What the task requires:
Exactly reproduce each record listed below.

Material for the task:
*-*-*

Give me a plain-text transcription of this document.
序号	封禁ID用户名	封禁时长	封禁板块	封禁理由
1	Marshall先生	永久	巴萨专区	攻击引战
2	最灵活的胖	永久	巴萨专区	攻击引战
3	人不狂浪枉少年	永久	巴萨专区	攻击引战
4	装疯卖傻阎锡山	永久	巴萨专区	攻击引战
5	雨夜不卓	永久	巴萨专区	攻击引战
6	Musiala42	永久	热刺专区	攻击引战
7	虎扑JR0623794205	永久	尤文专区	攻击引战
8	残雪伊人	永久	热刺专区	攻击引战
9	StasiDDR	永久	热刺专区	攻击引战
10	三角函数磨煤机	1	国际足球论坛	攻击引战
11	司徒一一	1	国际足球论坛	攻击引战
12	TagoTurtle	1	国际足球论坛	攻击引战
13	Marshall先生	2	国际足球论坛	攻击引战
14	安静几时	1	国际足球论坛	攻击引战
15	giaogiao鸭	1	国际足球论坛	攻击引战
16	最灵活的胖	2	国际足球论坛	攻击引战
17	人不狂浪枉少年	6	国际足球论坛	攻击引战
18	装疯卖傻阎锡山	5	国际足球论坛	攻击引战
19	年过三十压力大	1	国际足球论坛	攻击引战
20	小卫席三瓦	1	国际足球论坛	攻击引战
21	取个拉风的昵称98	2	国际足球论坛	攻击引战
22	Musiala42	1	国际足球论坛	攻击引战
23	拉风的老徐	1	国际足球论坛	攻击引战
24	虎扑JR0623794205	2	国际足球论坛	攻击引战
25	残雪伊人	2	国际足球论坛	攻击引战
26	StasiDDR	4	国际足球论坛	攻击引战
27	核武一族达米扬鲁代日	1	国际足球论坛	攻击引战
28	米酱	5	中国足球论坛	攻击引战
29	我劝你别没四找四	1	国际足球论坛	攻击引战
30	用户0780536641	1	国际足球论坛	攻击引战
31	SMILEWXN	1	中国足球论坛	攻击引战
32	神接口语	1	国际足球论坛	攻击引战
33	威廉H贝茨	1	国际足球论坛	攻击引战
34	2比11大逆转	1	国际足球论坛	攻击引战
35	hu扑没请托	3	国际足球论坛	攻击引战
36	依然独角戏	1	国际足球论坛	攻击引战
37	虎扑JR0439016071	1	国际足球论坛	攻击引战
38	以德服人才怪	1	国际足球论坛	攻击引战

*-*-*

The reply:
Give me a plain-text transcription of this document.
序号	封禁ID用户名	封禁时长	封禁板块	封禁理由
1	Marshall先生	永久	巴萨专区	攻击引战
2	最灵活的胖	永久	巴萨专区	攻击引战
3	人不狂浪枉少年	永久	巴萨专区	攻击引战
4	装疯卖傻阎锡山	永久	巴萨专区	攻击引战
5	雨夜不卓	永久	巴萨专区	攻击引战
6	Musiala42	永久	热刺专区	攻击引战
7	虎扑JR0623794205	永久	尤文专区	攻击引战
8	残雪伊人	永久	热刺专区	攻击引战
9	StasiDDR	永久	热刺专区	攻击引战
10	三角函数磨煤机	1	国际足球论坛	攻击引战
11	司徒一一	1	国际足球论坛	攻击引战
12	TagoTurtle	1	国际足球论坛	攻击引战
13	Marshall先生	2	国际足球论坛	攻击引战
14	安静几时	1	国际足球论坛	攻击引战
15	giaogiao鸭	1	国际足球论坛	攻击引战
16	最灵活的胖	2	国际足球论坛	攻击引战
17	人不狂浪枉少年	6	国际足球论坛	攻击引战
18	装疯卖傻阎锡山	5	国际足球论坛	攻击引战
19	年过三十压力大	1	国际足球论坛	攻击引战
20	小卫席三瓦	1	国际足球论坛	攻击引战
21	取个拉风的昵称98	2	国际足球论坛	攻击引战
22	Musiala42	1	国际足球论坛	攻击引战
23	拉风的老徐	1	国际足球论坛	攻击引战
24	虎扑JR0623794205	2	国际足球论坛	攻击引战
25	残雪伊人	2	国际足球论坛	攻击引战
26	StasiDDR	4	国际足球论坛	攻击引战
27	核武一族达米扬鲁代日	1	国际足球论坛	攻击引战
28	米酱	5	中国足球论坛	攻击引战
29	我劝你别没四找四	1	国际足球论坛	攻击引战
30	用户0780536641	1	国际足球论坛	攻击引战
31	SMILEWXN	1	中国足球论坛	攻击引战
32	神接口语	1	国际足球论坛	攻击引战
33	威廉H贝茨	1	国际足球论坛	攻击引战
34	2比11大逆转	1	国际足球论坛	攻击引战
35	hu扑没请托	3	国际足球论坛	攻击引战
36	依然独角戏	1	国际足球论坛	攻击引战
37	虎扑JR0439016071	1	国际足球论坛	攻击引战
38	以德服人才怪	1	国际足球论坛	攻击引战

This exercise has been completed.